» **Supplied records**:
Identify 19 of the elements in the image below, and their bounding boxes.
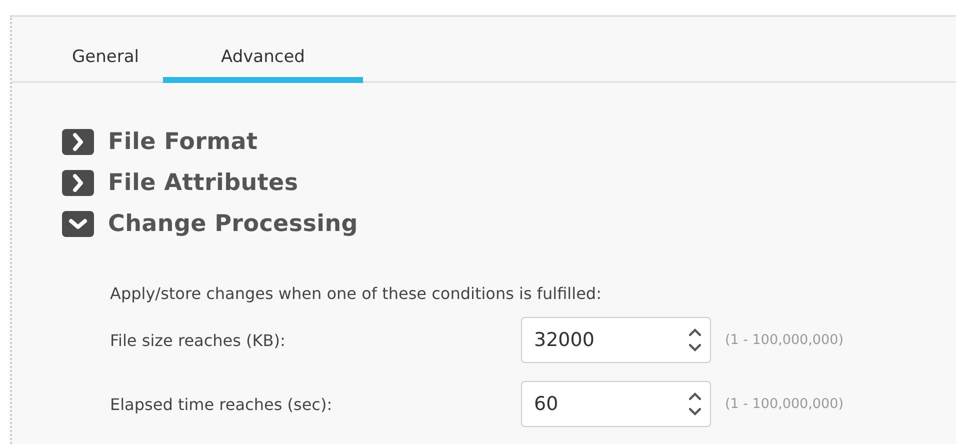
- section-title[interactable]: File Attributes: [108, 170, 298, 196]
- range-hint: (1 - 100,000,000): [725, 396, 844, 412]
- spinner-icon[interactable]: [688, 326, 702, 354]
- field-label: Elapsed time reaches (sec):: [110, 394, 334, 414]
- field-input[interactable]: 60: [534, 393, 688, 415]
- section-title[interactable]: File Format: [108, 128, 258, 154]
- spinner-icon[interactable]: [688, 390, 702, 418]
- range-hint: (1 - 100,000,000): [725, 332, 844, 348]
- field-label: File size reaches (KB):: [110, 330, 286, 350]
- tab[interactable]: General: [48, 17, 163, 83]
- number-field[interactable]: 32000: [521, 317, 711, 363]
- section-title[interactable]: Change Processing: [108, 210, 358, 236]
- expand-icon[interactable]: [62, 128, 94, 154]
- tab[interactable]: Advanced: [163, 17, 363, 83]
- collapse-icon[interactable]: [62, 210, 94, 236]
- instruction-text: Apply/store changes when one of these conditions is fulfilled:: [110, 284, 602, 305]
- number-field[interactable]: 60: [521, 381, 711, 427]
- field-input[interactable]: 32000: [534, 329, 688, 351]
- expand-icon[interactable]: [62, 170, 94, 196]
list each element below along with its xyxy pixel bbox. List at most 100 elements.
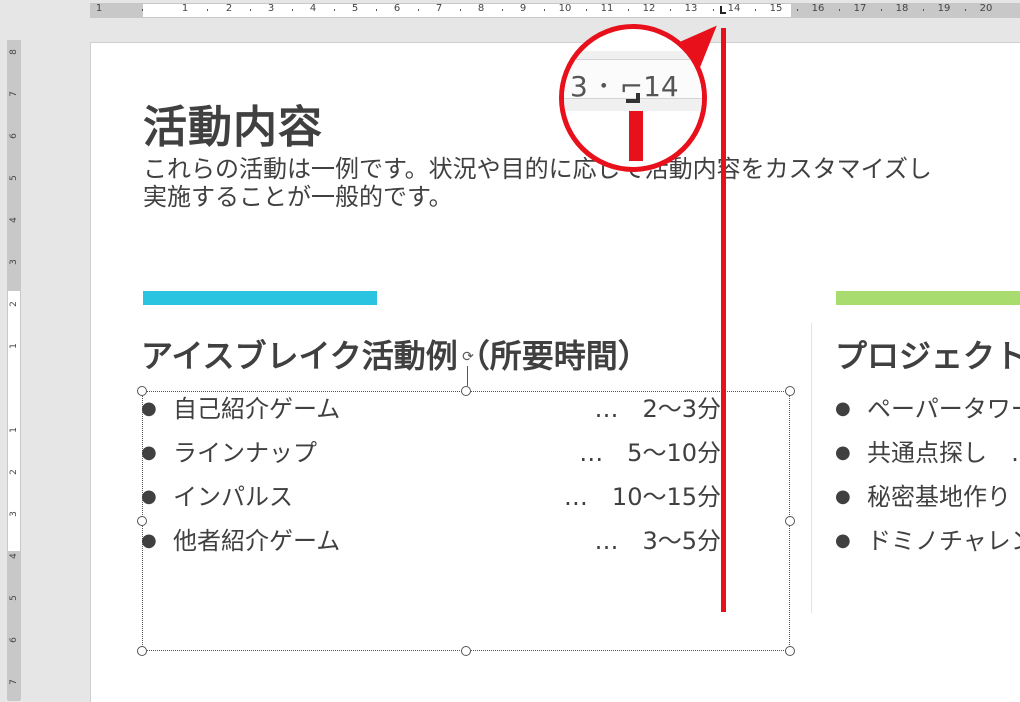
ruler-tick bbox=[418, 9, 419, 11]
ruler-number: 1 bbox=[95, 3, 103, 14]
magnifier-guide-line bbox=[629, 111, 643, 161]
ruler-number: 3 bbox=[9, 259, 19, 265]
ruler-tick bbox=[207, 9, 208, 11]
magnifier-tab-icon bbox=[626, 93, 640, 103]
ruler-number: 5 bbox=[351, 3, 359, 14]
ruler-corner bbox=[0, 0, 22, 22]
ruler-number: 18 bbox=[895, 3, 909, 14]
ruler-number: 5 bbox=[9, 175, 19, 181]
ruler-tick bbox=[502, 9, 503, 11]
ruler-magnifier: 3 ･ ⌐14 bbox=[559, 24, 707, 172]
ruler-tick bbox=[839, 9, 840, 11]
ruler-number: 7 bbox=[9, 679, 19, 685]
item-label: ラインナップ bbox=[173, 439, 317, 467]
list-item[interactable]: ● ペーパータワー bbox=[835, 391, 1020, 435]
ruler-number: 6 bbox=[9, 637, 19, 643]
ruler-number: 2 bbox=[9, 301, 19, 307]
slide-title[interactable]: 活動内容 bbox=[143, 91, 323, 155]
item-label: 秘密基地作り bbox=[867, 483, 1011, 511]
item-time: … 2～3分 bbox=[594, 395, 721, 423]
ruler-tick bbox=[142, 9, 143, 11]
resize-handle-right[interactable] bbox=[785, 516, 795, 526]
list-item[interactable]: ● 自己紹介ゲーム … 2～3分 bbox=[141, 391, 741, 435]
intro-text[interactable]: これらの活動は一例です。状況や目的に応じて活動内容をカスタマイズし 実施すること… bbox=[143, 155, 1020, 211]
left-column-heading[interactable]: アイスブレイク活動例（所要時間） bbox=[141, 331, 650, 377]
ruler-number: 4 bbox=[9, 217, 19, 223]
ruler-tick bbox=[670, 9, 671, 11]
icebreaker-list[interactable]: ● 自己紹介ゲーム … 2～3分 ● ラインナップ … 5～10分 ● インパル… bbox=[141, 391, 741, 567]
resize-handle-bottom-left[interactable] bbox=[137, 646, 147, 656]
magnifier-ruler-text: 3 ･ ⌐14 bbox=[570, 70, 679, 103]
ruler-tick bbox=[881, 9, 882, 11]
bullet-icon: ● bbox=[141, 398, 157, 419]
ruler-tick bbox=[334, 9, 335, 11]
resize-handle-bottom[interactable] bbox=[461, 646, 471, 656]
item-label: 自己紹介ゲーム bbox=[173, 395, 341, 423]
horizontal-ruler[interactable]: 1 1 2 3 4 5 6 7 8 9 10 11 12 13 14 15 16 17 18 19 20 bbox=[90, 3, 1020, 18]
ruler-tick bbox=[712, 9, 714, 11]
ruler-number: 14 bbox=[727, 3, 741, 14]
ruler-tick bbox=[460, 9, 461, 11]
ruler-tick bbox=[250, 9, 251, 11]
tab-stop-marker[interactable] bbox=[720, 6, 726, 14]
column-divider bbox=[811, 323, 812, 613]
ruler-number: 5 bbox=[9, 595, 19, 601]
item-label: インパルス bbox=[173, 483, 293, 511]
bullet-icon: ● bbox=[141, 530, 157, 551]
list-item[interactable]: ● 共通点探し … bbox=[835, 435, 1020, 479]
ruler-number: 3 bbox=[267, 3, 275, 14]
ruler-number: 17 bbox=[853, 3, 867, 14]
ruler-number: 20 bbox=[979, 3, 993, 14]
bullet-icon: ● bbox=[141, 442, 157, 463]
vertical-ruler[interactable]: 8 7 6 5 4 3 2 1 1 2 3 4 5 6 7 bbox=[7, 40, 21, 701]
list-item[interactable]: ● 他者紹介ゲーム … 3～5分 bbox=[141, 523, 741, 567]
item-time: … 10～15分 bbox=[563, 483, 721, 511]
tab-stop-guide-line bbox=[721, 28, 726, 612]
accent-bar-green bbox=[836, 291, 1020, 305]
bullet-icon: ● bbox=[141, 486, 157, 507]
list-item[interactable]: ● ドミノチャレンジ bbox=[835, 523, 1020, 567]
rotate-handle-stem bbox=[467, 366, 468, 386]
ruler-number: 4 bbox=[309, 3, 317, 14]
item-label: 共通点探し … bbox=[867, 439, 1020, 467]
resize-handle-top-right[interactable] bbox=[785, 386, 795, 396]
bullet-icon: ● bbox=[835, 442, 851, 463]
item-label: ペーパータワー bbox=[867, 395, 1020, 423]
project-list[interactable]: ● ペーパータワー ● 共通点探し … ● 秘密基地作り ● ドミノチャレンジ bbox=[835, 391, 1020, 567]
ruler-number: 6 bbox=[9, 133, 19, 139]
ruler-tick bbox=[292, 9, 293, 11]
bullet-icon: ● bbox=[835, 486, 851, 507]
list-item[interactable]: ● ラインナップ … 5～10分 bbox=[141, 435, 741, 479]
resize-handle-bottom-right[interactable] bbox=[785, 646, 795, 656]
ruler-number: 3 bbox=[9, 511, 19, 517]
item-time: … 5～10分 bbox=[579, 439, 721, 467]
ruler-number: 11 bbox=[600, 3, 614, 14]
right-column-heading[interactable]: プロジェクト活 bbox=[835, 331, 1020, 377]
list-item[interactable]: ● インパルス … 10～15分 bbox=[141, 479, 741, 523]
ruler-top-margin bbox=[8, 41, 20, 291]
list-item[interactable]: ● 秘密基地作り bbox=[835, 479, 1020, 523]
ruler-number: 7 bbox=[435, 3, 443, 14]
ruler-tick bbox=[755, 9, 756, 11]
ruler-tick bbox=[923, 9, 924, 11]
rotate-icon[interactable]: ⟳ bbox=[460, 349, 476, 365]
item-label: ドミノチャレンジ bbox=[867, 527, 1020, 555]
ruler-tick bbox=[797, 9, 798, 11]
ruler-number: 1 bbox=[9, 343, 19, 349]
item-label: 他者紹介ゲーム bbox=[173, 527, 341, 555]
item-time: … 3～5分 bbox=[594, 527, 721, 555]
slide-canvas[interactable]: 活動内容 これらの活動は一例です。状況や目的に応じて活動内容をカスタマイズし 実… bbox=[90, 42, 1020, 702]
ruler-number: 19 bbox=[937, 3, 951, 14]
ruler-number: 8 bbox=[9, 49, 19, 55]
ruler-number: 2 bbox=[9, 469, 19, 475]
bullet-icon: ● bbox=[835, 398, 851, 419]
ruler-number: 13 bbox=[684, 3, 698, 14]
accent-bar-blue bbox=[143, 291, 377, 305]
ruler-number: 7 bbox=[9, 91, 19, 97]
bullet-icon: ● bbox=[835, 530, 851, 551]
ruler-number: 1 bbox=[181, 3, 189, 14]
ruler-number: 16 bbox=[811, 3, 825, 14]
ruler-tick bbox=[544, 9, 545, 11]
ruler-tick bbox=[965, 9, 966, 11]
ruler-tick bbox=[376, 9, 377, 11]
* * *
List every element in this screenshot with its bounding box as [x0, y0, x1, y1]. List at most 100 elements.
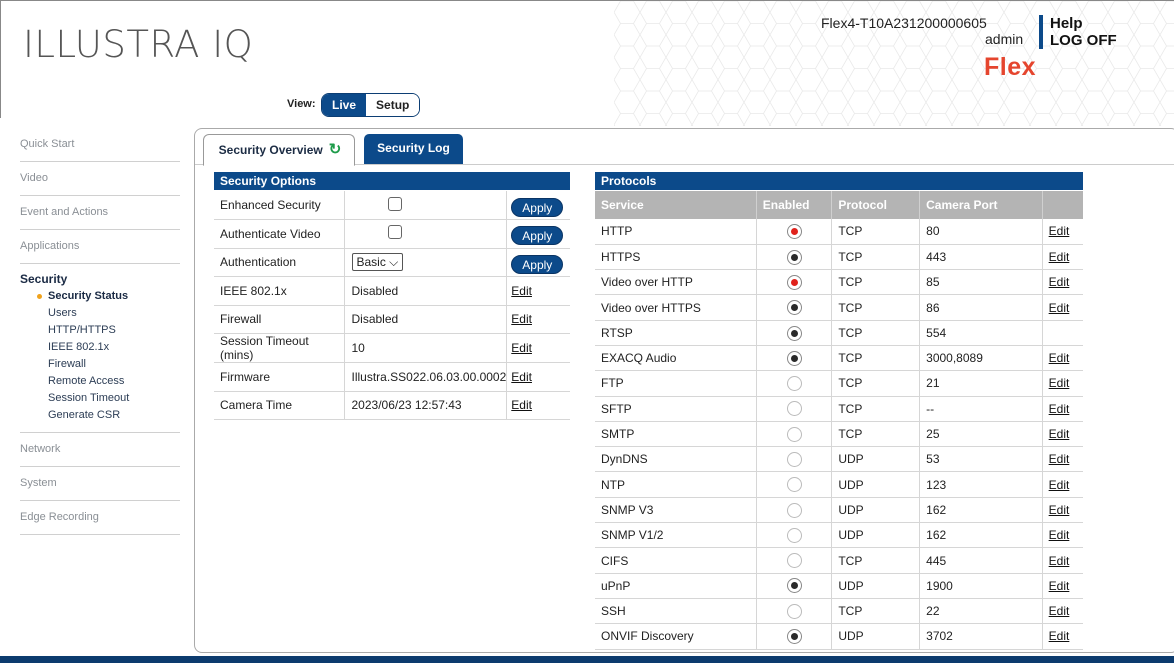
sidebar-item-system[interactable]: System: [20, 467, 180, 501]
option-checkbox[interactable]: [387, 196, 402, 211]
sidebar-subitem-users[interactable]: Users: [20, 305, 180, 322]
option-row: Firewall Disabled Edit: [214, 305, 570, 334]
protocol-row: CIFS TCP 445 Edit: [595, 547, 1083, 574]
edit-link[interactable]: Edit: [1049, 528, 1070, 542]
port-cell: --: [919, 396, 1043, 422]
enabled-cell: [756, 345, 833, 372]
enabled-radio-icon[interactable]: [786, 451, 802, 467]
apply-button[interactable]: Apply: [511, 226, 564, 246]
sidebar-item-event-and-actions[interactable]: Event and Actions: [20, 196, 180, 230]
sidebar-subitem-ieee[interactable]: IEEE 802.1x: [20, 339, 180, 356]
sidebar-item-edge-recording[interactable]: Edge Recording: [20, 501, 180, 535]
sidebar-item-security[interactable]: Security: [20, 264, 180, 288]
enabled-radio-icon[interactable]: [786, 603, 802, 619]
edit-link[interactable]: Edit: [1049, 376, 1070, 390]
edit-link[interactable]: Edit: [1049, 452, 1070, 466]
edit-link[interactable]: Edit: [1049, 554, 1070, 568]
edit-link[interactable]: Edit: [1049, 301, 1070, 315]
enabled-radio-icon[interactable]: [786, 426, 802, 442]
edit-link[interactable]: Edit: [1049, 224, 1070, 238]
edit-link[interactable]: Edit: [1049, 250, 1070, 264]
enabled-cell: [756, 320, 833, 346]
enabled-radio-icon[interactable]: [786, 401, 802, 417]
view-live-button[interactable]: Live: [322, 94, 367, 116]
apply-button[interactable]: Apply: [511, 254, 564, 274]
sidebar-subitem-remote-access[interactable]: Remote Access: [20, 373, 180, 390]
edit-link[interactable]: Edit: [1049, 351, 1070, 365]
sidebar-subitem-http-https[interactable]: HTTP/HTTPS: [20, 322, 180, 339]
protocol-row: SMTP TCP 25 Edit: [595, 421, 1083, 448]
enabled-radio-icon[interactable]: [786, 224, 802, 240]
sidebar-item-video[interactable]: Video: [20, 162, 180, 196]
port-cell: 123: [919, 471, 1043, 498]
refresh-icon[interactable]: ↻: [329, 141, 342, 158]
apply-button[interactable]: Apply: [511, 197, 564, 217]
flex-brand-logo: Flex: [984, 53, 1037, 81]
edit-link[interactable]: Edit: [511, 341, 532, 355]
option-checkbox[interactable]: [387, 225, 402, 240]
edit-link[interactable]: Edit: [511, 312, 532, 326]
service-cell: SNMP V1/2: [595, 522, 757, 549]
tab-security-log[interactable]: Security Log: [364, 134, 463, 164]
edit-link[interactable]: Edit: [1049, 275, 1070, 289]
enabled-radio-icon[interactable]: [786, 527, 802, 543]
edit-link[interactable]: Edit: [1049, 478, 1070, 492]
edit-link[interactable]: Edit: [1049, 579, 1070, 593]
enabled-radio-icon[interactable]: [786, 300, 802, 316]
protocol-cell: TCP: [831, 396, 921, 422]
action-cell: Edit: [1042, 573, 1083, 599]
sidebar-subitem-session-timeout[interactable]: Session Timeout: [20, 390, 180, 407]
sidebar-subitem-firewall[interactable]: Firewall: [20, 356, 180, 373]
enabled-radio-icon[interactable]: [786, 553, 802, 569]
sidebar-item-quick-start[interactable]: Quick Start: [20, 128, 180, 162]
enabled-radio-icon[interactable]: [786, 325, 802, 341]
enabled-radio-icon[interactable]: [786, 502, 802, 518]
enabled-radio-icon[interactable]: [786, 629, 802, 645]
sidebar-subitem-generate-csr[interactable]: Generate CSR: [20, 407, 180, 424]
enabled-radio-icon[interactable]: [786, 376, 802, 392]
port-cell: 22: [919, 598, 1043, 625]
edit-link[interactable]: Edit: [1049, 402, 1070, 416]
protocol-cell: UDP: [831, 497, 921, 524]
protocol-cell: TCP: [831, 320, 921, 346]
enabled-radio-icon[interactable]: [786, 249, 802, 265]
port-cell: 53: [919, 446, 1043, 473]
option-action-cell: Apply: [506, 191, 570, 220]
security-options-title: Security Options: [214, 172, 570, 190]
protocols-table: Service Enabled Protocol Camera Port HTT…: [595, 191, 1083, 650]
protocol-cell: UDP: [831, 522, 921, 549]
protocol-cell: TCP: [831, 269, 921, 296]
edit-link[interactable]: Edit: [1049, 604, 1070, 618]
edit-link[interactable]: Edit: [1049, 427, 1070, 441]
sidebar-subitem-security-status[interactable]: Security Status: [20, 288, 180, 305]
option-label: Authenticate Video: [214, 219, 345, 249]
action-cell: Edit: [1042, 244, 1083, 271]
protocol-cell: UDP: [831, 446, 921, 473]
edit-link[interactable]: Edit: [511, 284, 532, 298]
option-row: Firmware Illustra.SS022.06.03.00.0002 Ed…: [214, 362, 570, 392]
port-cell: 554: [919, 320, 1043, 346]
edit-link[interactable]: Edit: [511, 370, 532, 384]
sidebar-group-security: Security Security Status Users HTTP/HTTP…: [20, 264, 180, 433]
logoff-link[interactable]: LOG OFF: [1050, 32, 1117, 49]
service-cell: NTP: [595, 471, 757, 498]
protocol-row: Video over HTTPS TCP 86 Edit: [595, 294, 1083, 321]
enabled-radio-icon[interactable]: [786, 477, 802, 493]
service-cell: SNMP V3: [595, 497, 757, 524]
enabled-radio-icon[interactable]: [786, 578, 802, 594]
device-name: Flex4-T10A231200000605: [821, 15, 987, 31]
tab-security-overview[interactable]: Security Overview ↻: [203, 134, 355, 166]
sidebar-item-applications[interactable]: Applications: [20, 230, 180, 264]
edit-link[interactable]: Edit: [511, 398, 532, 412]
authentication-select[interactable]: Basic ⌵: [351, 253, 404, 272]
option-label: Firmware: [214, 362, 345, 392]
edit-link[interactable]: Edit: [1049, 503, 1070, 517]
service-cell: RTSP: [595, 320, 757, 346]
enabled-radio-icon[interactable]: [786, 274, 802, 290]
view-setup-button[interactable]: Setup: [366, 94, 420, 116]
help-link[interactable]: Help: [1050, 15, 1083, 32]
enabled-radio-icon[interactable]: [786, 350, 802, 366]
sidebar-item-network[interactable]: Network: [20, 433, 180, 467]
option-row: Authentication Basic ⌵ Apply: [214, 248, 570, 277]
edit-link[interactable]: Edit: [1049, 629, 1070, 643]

» **Task description**:
Report each line of the material above that contains the string "これらの活動は一例です", copying every such line in full and treating uppercase and lowercase as different.

» **Task answer**:
intro-text[interactable]: これらの活動は一例です。状況や目的に応じて活動内容をカスタマイズし 実施すること… bbox=[143, 155, 1020, 211]
slide-canvas[interactable]: 活動内容 これらの活動は一例です。状況や目的に応じて活動内容をカスタマイズし 実… bbox=[90, 42, 1020, 702]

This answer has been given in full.